═══ Trecho fornecido

Do UOL, em São Paulo

11/02/2012 06h00

Instabilidade política e social, turismo em baixa, conflitos religiosos, violência nas ruas e, mais recentemente, uma tragédia em um estádio de futebol, com 74 vítimas e acusações de que a polícia não teria impedido as mortes. Nos últimos meses, essas foram as principais notícias do Egito, país árabe que há um ano viu seu líder, o ex-presidente Hosni Mubarak, deixar o poder em meio à revolta popular que pedia a queda de seu regime. No entanto, a queda de Mubarak parece não ter sido suficiente para uma transição pacífica para um novo regime.

Para especialistas ouvidos pelo UOL, o elo do conselho militar com o antigo regime é o que mantém o impasse no país. O episódio ocorrido no dia 1º  no estádio de Port Said, norte do país, envolvendo torcedores do Al Masry, time local, e do Al Ahly, visitante do Cairo, foi classificado por muitos egípcios como um conflito político, uma vez que os torcedores do Al Ahly estiveram na linha de frente da oposição à junta militar.

“As eleições são marcadas, mas você não sabe se elas de fato vão ocorrer. Outro erro foram os militares assumirem o poder, embora sempre tenham tido uma participação forte na política do país, quando um civil deveria estar na liderança”, diz o professor de cultura árabe da USP (Universidade de São Paulo), Mamede Mustafa Jarouche.

ELEIÇÕES PARLAMENTARES

Na primeira eleição parlamentar sem Mubarak no poder, a Irmandade Muçulmana saiu vitoriosa. O resultado anunciado em 21 de janeiro deste ano indicou o grupo com 127 das 332 cadeiras da Câmara dos Deputados. O grupo deve apresentar um candidato para enfrentar militares e liberais nas eleições presidenciais

Heni Ozi Cuckier, professor de Resolução de Conflitos Internacionais da ESPM (Escola Superior de Propaganda e Marketing), vai mais longe. Para ele, a revolução no Egito não teve êxito. “A revolução não foi bem-sucedida, pois não houve a queda do regime, como vimos na Tunísia e na Líbia. O que vimos foi uma transição e, assim, a situação é a mesma”.

Segundo ele, há méritos na revolta popular, mas “o Egito só vai ser uma democracia quando os civis tiverem poder sobre os militares e as mulheres tiverem mais direitos, por exemplo, como os homens. Ao contrário, o país está longe de ser uma democracia”. Heni considera ainda elementos como imprensa livre e diálogo entre diferentes partidos políticos como conquistas ainda não alcançadas no país.

"Mubarak pode ter saído, mas os dois pilares de seu regime, uma forte repressão do Estado e um sistema econômico injusto, ainda sobrevivem," diz Rabab al-Mahdi, professora de Ciências Políticas na Universidade Americana do Cairo. “Porém, são esses mesmos fatores que estão levando a revolução à frente”, completa.

A permanência dos militares na linha de frente da transição incomoda a população e não era o resultado esperado pelos manifestantes. No entanto, o primeiro-ministro do Egito, Kamal Ganzouri, confirmou esta semana que a Junta Militar seguirá no poder até o dia 30 de junho, apesar de os dirigentes militares terem pedido para acelerar o processo eleitoral à presidência. A Comissão Eleitoral egípcia anunciou que no dia 10 de março será aberta a inscrição dos candidatos que desejam disputar as eleições no país.

══════
═══ Material exibido

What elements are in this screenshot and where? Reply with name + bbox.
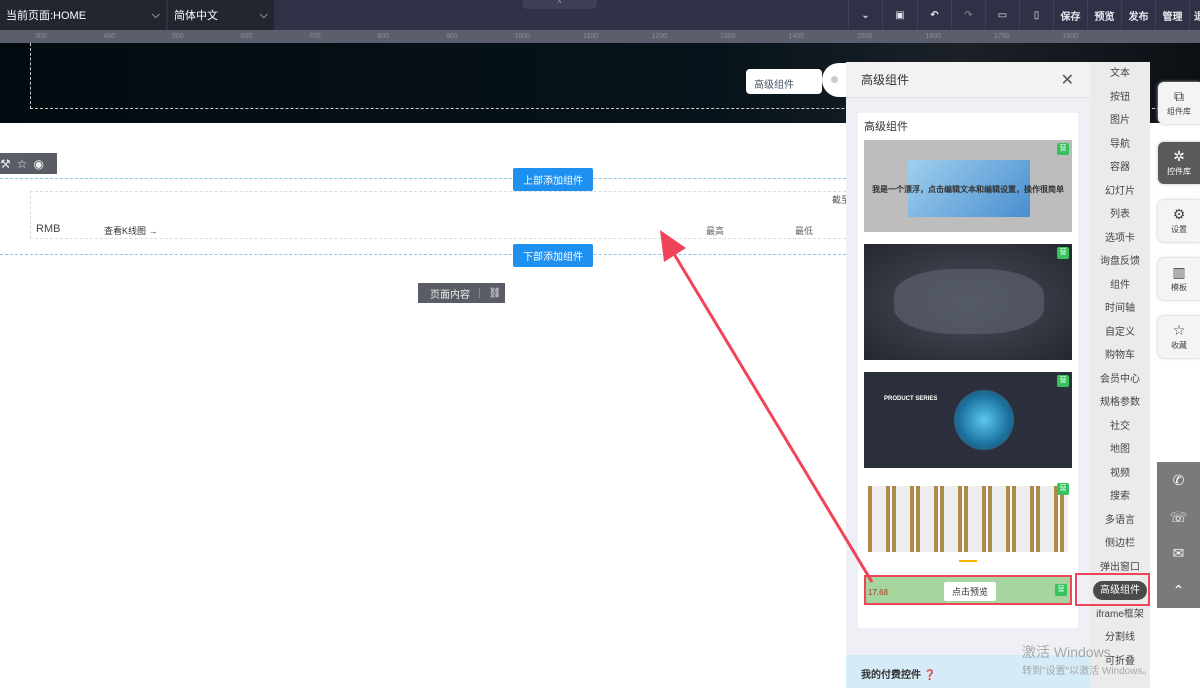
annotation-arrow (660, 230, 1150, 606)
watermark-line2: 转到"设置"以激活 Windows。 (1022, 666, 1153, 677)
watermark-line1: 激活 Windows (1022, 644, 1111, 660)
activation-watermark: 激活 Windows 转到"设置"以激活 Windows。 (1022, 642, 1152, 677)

══════

#### Tarefas do exercício
1) De acordo com o trecho sobre o Egito, por que muitos egípcios viram o episódio no estádio de Port Said como um conflito político? Explique em uma a três frases.
2) Retome o trecho sobre o Egito logo após a última frase e dê continuidade a ele.
Os registros não têm nenhum papel aqui.

#### Problemas resolvidos
1) Muitos egípcios viram o episódio como um conflito político porque os torcedores do Al Ahly, time visitante do Cairo, estiveram na linha de frente da oposição à junta militar.

2)
Os rebeldes que abraçaram os militares como apoiadores da revolução, hoje estão do lado oposto ao do Supremo Conselho das Forças Armadas, o qual acusaram de desviar a transição e reter o poder. Os rebeldes vêm tomando as ruas há meses pedindo a saída do chefe militar, Field Marshal Hussein Tantawi, que foi ministro da Defesa de Mubarak e está atualmente no comando do país.

O clima de instabilidade é reforçado pela falta de segurança nas ruas do Egito. Embates entre a polícia e rebeldes, violência sectária, conflitos religiosos, assaltos à mão armada e até ataques a um encanamento que fornece gás para Israel mostram que o país ainda não reestabeleceu o controle.

“Existe uma sociedade muito dividida, que foi separada pelos militares ao longo dos anos. Eles não sabem o que é tolerância, conviver uns com os outros. Agora, com a atual situação, esses grupos estão se enfrentando. Mas enquanto houver perseguições à minoria e conflitos que o país não consegue conter, estamos longe da democracia”, diz Heni.

  • Amr Nabil/AP

    Milhares de egípcios protestam no Cairo após a morte 74 torcedores de futebol, em 2 de fevereiro, após um jogo na cidade de Port Said. O caso está sendo investigado mas existe a suspeita de que a tragédia tenha sido provocada por aliados do ex-presidente, que teriam incitados as duas torcidas

O professor acredita que, comparado aos demais países da Primavera Árabe, como Líbia e Tunísia, o Egito está caminhando par se tornar um novo Paquistão.

“Os países da revolta árabe tinham dois modelos de países para seguir: a Turquia, vista como um modelo de êxito, e o Paquistão, instável. O fato de o Egito hoje estar altamente fragmentado, com os índices sociais e econômicos piores do que na época de Mubarak, controlado por militares e instável, aponta para um novo Paquistão”.

Ex-presidente no tribunal  

Hosni Mubarak, seu ministro do Interior e seis chefes da segurança estão sendo julgados por seu envolvimento na morte de manifestantes durante a revolta. Os dois filhos do ex-líder, Gamal e Alaa --símbolos do poder e da riqueza da família-- também estão presos com antigos ministros e oficiais sob a acusação de corrupção.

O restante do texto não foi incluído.